--- MATERIAL PROVIDED ---
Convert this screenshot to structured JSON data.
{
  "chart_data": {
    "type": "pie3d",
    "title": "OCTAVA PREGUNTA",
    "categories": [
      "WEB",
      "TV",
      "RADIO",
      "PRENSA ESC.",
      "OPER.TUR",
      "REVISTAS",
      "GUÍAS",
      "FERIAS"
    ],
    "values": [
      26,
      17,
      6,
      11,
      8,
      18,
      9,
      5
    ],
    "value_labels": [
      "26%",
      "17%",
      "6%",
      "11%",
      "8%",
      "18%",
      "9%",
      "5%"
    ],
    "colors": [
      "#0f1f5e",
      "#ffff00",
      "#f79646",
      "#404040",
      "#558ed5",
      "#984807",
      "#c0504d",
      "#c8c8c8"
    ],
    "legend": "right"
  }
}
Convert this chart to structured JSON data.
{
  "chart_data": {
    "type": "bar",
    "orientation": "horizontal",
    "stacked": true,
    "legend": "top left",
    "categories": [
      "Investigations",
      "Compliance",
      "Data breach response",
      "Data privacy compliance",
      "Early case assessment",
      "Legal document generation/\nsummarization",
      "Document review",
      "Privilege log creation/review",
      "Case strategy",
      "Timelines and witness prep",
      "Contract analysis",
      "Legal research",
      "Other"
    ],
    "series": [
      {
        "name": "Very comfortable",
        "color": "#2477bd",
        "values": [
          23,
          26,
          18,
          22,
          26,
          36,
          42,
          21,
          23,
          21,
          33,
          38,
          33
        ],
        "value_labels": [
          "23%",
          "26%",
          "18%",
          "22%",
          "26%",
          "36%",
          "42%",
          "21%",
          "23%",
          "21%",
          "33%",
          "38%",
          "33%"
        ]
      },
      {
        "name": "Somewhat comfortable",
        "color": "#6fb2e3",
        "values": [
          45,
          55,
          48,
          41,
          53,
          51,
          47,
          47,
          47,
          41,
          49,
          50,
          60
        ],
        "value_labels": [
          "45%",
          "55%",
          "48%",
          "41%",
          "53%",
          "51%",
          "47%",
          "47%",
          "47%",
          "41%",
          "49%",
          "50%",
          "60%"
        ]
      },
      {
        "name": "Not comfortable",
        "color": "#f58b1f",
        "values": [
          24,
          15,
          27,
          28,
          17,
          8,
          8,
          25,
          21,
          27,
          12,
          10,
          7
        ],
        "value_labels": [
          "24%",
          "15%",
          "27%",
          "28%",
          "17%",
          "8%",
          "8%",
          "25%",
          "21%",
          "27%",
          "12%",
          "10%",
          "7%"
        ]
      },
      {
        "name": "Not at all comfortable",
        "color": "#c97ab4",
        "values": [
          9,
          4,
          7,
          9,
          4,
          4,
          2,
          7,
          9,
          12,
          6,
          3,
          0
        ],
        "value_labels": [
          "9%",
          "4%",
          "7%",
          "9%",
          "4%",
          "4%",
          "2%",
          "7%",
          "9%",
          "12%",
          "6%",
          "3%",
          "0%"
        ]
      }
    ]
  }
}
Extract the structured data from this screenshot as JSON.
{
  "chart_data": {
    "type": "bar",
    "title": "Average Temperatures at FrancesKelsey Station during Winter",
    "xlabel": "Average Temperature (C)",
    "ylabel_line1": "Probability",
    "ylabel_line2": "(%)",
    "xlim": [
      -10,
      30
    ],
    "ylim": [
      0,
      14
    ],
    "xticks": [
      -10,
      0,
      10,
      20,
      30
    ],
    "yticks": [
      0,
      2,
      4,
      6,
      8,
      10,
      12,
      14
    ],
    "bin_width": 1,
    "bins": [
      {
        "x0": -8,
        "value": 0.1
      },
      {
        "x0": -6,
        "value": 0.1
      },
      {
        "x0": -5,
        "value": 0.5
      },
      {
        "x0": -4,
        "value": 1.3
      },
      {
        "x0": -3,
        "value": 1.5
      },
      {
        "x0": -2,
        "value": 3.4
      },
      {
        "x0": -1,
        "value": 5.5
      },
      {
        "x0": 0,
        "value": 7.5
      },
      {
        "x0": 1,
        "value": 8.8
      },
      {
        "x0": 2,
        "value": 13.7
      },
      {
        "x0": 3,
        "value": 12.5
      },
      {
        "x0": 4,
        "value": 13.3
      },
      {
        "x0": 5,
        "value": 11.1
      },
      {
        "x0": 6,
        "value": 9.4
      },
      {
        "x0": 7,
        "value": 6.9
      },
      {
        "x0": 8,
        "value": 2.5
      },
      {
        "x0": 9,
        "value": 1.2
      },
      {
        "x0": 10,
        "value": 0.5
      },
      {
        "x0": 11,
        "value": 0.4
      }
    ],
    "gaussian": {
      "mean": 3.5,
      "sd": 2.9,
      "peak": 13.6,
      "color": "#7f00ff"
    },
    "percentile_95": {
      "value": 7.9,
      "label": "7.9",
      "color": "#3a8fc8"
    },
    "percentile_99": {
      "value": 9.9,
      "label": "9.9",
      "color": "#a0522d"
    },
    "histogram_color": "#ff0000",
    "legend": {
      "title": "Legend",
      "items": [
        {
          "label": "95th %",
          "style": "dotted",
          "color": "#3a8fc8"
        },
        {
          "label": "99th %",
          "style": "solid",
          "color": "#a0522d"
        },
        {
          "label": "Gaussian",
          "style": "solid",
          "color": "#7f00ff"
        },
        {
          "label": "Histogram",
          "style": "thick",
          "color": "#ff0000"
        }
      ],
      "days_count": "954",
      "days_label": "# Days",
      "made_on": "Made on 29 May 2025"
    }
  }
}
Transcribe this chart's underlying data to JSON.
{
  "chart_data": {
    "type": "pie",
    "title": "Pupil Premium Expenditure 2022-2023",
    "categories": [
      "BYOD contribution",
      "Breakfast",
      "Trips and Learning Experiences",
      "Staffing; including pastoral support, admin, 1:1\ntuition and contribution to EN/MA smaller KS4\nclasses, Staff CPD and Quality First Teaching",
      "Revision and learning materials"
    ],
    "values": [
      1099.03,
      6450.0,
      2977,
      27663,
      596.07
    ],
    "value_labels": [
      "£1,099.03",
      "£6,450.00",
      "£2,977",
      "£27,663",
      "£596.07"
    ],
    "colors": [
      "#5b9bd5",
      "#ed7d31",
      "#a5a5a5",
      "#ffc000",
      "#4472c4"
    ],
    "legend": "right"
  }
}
---
_YOUR GOAL:_
Copy each line above that contains the string "title".

_TASK SOLUTION:_
    "title": "OCTAVA PREGUNTA",
    "title": "Average Temperatures at FrancesKelsey Station during Winter",
      "title": "Legend",
    "title": "Pupil Premium Expenditure 2022-2023",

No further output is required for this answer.